TASK BRIEF:
Return every record below exactly as written, but leave out the pictures.

SUPPLIED ENTRIES:
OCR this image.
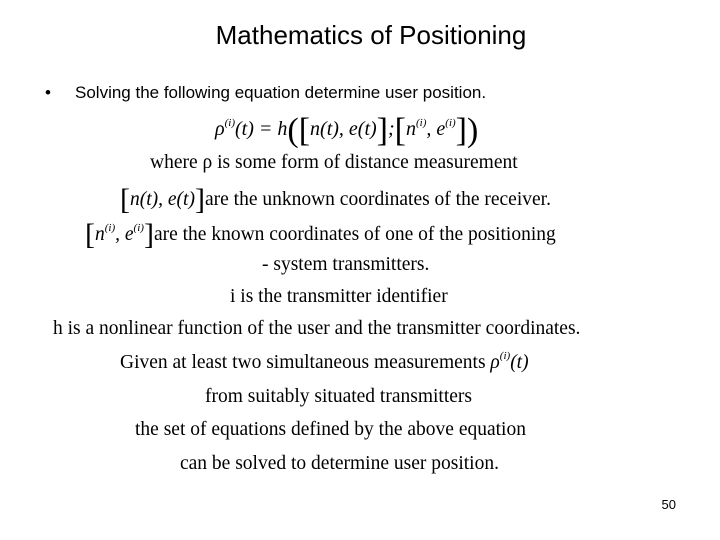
Mathematics of Positioning
• Solving the following equation determine user position.
$\rho^{(i)}(t) = h([n(t)$, $e(t)];[n^{(i)}$, $e^{(i)}$])
where ρ is some form of distance measurement
[n(t), e(t)]are the unknown coordinates of the receiver.
[$n^{(i)}$, $e^{(i)}]are$ the known coordinates of one of the positioning
- system transmitters.
i is the transmitter identifier
h is a nonlinear function of the user and the transmitter coordinates.
Given at least two simultaneous measurements $\rho^{(i)}(t)$
from suitably situated transmitters
the set of equations defined by the above equation
can be solved to determine user position.
50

RESPONSE FOR THIS EXERCISE:
OCR this image.
Mathematics of Positioning
• Solving the following equation determine user position.
$\rho^{(i)}(t) = h([n(t)$, $e(t)];[n^{(i)}$, $e^{(i)}$])
where ρ is some form of distance measurement
[n(t), e(t)]are the unknown coordinates of the receiver.
[$n^{(i)}$, $e^{(i)}]are$ the known coordinates of one of the positioning
- system transmitters.
i is the transmitter identifier
h is a nonlinear function of the user and the transmitter coordinates.
Given at least two simultaneous measurements $\rho^{(i)}(t)$
from suitably situated transmitters
the set of equations defined by the above equation
can be solved to determine user position.
50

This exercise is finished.